Exercise material:
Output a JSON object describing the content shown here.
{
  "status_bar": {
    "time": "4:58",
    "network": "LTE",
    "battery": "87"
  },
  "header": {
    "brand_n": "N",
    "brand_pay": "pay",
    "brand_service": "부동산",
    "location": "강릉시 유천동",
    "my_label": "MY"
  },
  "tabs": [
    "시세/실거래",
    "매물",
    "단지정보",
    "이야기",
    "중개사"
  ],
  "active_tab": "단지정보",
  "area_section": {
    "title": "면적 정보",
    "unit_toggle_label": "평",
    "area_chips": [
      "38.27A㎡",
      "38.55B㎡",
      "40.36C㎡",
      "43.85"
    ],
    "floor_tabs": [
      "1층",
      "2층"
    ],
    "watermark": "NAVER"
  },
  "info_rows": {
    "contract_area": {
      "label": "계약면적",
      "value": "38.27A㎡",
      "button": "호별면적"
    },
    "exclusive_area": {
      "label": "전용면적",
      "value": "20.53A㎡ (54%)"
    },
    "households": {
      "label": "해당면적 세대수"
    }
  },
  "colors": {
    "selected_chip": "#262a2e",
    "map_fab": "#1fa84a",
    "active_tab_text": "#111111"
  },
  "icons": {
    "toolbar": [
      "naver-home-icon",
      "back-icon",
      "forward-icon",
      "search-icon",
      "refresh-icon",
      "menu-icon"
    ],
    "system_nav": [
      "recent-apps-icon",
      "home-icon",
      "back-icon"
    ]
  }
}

Exercise prompt: Repeat every record, keeping each word and mark exactly as it is.

In response:
Output a JSON object describing the content shown here.
{
  "status_bar": {
    "time": "4:58",
    "network": "LTE",
    "battery": "87"
  },
  "header": {
    "brand_n": "N",
    "brand_pay": "pay",
    "brand_service": "부동산",
    "location": "강릉시 유천동",
    "my_label": "MY"
  },
  "tabs": [
    "시세/실거래",
    "매물",
    "단지정보",
    "이야기",
    "중개사"
  ],
  "active_tab": "단지정보",
  "area_section": {
    "title": "면적 정보",
    "unit_toggle_label": "평",
    "area_chips": [
      "38.27A㎡",
      "38.55B㎡",
      "40.36C㎡",
      "43.85"
    ],
    "floor_tabs": [
      "1층",
      "2층"
    ],
    "watermark": "NAVER"
  },
  "info_rows": {
    "contract_area": {
      "label": "계약면적",
      "value": "38.27A㎡",
      "button": "호별면적"
    },
    "exclusive_area": {
      "label": "전용면적",
      "value": "20.53A㎡ (54%)"
    },
    "households": {
      "label": "해당면적 세대수"
    }
  },
  "colors": {
    "selected_chip": "#262a2e",
    "map_fab": "#1fa84a",
    "active_tab_text": "#111111"
  },
  "icons": {
    "toolbar": [
      "naver-home-icon",
      "back-icon",
      "forward-icon",
      "search-icon",
      "refresh-icon",
      "menu-icon"
    ],
    "system_nav": [
      "recent-apps-icon",
      "home-icon",
      "back-icon"
    ]
  }
}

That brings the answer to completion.